__REQUIRED WORK__.
Pull out every line with the word "Spirale" from the entries below.

*** RAW RECORDS

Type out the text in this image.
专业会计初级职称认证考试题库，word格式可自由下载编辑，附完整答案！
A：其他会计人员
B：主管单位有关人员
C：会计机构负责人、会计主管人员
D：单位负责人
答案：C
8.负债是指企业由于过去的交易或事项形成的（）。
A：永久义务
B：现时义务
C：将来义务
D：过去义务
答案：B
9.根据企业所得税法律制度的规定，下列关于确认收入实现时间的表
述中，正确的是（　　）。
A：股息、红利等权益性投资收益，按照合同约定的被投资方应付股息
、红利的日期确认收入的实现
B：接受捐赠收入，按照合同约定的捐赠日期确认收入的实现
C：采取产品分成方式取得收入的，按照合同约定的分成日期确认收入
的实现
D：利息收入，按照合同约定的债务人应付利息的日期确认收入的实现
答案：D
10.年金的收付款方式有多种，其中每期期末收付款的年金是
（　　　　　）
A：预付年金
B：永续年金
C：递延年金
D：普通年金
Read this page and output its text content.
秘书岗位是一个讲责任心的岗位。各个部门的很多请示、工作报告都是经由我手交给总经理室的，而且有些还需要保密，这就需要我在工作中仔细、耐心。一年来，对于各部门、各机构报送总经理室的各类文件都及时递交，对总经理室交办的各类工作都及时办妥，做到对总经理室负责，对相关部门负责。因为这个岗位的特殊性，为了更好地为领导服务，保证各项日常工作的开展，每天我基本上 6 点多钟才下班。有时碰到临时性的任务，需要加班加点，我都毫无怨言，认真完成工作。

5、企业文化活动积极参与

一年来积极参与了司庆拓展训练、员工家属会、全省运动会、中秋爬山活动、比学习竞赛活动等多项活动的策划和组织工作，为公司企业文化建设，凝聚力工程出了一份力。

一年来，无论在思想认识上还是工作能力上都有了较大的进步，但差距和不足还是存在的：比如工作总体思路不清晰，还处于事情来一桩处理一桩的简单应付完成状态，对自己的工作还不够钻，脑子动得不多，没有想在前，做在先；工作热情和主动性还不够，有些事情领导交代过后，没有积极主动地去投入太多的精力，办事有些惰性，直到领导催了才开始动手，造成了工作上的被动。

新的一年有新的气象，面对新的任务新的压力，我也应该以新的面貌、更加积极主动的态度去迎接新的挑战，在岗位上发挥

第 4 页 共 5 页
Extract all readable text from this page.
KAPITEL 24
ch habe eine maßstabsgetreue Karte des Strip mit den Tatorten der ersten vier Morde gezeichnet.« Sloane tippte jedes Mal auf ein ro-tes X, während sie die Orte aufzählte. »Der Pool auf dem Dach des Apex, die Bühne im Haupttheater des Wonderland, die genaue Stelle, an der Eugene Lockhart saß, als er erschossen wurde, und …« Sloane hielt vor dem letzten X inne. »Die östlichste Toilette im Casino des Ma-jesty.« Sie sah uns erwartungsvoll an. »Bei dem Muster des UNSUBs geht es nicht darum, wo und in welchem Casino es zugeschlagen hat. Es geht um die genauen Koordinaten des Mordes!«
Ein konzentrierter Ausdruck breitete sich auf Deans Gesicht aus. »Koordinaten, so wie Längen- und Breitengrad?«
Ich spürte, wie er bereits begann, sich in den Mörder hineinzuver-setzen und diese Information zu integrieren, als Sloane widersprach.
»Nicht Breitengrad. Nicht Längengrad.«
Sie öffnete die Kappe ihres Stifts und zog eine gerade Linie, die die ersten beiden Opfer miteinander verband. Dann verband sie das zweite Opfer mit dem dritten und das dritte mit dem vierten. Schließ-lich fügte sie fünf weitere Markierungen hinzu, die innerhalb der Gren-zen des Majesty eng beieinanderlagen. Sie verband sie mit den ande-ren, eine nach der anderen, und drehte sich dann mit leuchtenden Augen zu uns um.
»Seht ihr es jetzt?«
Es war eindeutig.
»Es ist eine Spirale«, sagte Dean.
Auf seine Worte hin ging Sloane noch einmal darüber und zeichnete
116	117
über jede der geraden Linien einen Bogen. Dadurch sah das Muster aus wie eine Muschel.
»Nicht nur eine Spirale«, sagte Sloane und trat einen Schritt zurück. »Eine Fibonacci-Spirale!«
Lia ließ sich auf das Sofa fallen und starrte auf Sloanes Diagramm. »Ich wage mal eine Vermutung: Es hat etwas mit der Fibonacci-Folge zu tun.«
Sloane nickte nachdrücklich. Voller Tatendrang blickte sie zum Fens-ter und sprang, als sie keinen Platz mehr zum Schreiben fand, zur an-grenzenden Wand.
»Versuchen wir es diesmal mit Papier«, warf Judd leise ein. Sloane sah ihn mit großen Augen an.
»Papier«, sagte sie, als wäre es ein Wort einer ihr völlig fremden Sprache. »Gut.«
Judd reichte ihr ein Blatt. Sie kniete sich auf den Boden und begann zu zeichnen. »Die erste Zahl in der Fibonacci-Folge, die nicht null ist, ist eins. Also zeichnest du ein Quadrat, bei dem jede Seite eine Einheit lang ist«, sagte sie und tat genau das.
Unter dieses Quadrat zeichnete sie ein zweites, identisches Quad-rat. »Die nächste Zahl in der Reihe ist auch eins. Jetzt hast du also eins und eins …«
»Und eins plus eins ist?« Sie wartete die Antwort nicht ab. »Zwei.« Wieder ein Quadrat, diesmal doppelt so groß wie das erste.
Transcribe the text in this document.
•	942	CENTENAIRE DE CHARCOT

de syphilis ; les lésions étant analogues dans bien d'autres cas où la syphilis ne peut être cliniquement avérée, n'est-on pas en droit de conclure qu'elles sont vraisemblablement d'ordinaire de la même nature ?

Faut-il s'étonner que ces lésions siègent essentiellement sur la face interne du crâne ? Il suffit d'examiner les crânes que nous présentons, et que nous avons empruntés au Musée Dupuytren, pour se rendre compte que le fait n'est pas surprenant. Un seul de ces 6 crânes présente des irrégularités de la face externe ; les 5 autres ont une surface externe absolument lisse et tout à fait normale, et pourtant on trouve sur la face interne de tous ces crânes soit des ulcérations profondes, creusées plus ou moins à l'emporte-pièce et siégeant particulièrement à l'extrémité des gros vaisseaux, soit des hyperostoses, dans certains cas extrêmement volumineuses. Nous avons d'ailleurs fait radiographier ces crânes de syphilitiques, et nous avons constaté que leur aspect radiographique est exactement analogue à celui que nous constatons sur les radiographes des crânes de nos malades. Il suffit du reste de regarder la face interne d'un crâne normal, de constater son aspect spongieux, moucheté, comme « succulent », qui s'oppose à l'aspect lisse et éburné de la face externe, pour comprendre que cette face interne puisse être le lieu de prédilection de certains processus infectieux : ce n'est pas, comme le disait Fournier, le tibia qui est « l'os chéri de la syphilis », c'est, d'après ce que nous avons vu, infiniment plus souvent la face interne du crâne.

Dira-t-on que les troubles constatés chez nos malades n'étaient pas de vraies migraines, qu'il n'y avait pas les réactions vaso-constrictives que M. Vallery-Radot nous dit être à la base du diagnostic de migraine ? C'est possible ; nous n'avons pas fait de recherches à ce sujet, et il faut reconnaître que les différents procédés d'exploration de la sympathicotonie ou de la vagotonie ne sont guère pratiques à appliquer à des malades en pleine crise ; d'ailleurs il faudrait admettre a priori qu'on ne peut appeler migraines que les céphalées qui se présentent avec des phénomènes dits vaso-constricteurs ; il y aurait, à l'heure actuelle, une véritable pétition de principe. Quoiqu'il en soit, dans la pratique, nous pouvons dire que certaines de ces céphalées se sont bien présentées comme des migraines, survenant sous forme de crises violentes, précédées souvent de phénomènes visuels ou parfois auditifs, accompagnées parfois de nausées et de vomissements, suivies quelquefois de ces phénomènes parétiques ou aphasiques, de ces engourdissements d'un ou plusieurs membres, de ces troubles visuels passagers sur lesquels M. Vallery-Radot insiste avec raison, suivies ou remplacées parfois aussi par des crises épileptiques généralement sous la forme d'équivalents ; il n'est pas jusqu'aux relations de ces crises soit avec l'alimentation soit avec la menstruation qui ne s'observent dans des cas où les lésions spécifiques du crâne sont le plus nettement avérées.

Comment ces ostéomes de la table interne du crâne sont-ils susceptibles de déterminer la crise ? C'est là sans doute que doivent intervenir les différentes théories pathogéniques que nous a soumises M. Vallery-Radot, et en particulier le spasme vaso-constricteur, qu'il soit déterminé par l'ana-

******

__FINAL ANSWER__.
»Es ist eine Spirale«, sagte Dean.
»Nicht nur eine Spirale«, sagte Sloane und trat einen Schritt zurück. »Eine Fibonacci-Spirale!«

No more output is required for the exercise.